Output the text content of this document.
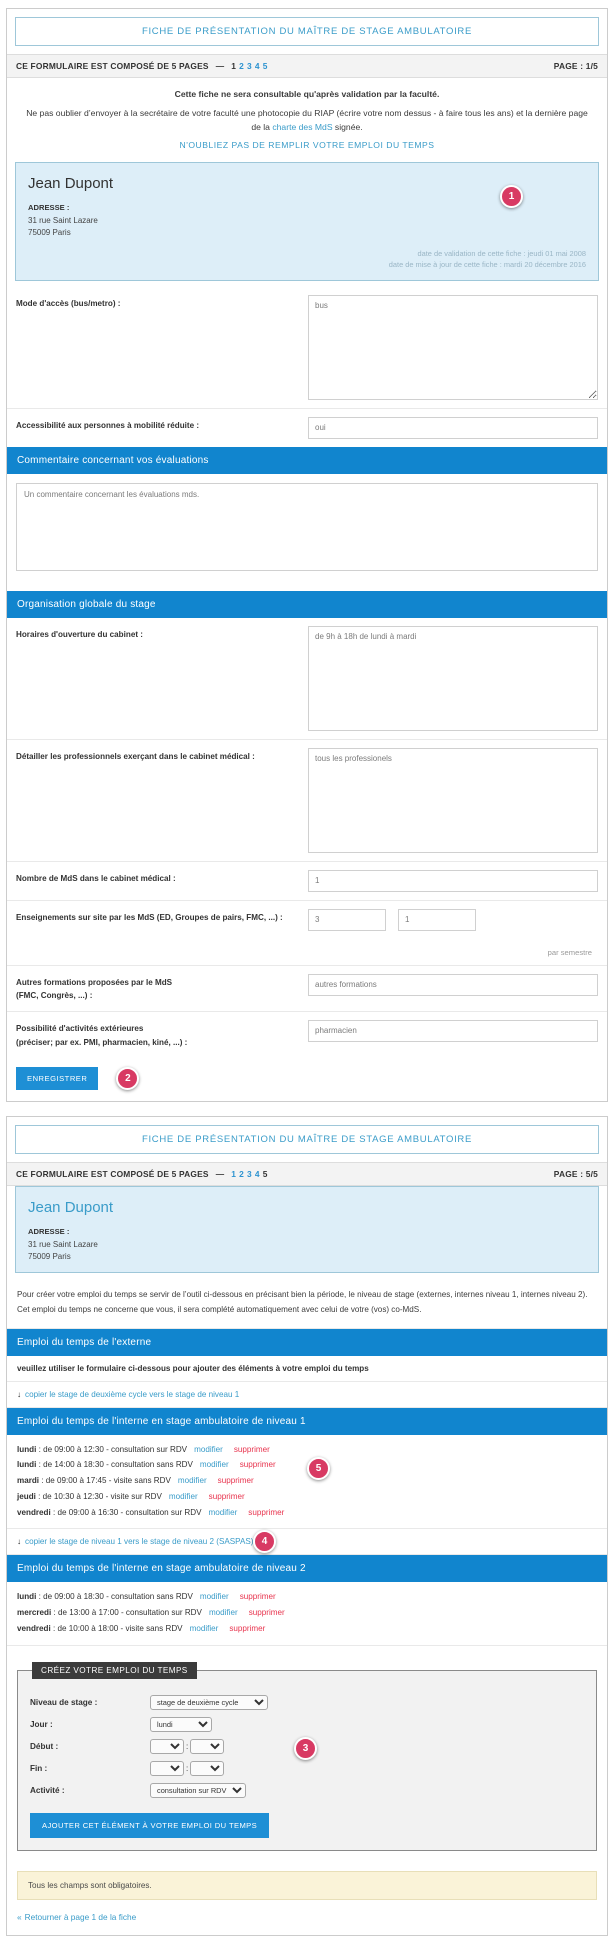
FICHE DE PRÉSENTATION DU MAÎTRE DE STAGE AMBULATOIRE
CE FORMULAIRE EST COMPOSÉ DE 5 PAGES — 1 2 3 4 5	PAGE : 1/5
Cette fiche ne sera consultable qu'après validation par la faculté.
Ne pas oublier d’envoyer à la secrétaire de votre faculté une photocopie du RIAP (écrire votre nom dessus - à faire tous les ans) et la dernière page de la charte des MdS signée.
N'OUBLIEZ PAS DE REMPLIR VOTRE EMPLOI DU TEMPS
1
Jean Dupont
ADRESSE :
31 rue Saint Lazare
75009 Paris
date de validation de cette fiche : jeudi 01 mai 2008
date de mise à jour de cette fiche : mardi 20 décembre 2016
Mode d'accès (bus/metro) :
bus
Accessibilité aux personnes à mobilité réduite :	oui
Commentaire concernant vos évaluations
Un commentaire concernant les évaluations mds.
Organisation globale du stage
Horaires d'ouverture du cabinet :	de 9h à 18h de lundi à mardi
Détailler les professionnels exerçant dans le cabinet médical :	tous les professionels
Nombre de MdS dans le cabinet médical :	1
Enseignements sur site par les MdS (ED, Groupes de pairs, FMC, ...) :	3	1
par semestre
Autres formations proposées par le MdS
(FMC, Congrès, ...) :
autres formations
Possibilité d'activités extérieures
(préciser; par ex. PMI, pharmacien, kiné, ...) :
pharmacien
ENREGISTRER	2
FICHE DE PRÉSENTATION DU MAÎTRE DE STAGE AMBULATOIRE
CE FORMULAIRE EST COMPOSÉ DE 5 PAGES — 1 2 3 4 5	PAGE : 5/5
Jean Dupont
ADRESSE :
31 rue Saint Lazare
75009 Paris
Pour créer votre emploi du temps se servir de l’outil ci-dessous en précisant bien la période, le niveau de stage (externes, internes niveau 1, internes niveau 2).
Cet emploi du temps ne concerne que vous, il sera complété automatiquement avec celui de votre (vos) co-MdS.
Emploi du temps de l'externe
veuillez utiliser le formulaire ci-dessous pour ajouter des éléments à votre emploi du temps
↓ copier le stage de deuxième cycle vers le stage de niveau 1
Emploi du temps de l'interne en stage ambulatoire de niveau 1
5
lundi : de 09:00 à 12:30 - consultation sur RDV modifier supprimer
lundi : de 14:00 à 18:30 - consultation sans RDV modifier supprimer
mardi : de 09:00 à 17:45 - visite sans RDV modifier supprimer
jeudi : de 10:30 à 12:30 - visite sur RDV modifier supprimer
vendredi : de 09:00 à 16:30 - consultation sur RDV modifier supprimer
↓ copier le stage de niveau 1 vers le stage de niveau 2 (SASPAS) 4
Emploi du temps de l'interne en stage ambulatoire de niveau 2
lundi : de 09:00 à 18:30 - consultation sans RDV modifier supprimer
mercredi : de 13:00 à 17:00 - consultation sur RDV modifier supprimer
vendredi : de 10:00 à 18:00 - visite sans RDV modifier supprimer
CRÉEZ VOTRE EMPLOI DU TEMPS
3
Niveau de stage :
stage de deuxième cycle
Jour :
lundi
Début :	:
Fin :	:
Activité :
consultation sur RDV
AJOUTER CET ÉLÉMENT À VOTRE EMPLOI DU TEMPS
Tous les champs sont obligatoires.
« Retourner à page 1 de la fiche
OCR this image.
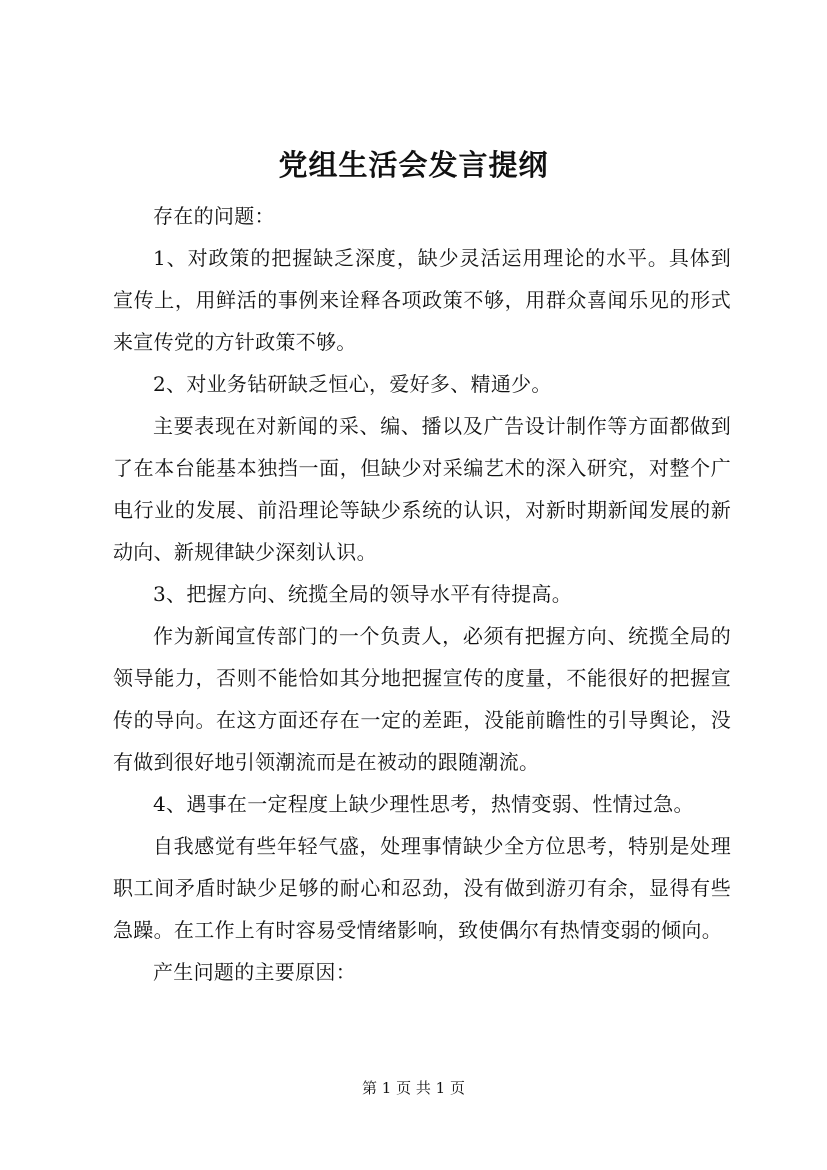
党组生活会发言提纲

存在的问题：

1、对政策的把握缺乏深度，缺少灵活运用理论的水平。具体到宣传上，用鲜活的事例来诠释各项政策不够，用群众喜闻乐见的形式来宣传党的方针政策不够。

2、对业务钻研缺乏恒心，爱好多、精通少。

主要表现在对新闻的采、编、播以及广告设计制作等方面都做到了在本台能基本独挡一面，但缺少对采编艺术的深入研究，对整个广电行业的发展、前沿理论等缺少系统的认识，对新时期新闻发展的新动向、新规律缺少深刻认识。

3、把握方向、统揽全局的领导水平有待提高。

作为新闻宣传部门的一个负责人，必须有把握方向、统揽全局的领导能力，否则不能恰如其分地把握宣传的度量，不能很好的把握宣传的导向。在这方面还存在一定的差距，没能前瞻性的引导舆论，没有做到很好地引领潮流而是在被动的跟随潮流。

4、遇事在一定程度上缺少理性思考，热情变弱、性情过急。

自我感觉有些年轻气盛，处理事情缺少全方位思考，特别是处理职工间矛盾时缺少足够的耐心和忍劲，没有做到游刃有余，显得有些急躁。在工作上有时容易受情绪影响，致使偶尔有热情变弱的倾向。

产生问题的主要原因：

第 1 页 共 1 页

--*--

== Set task ==
From the data above, show each line that contains "pharmacien".

== The output ==
(préciser; par ex. PMI, pharmacien, kiné, ...) :
pharmacien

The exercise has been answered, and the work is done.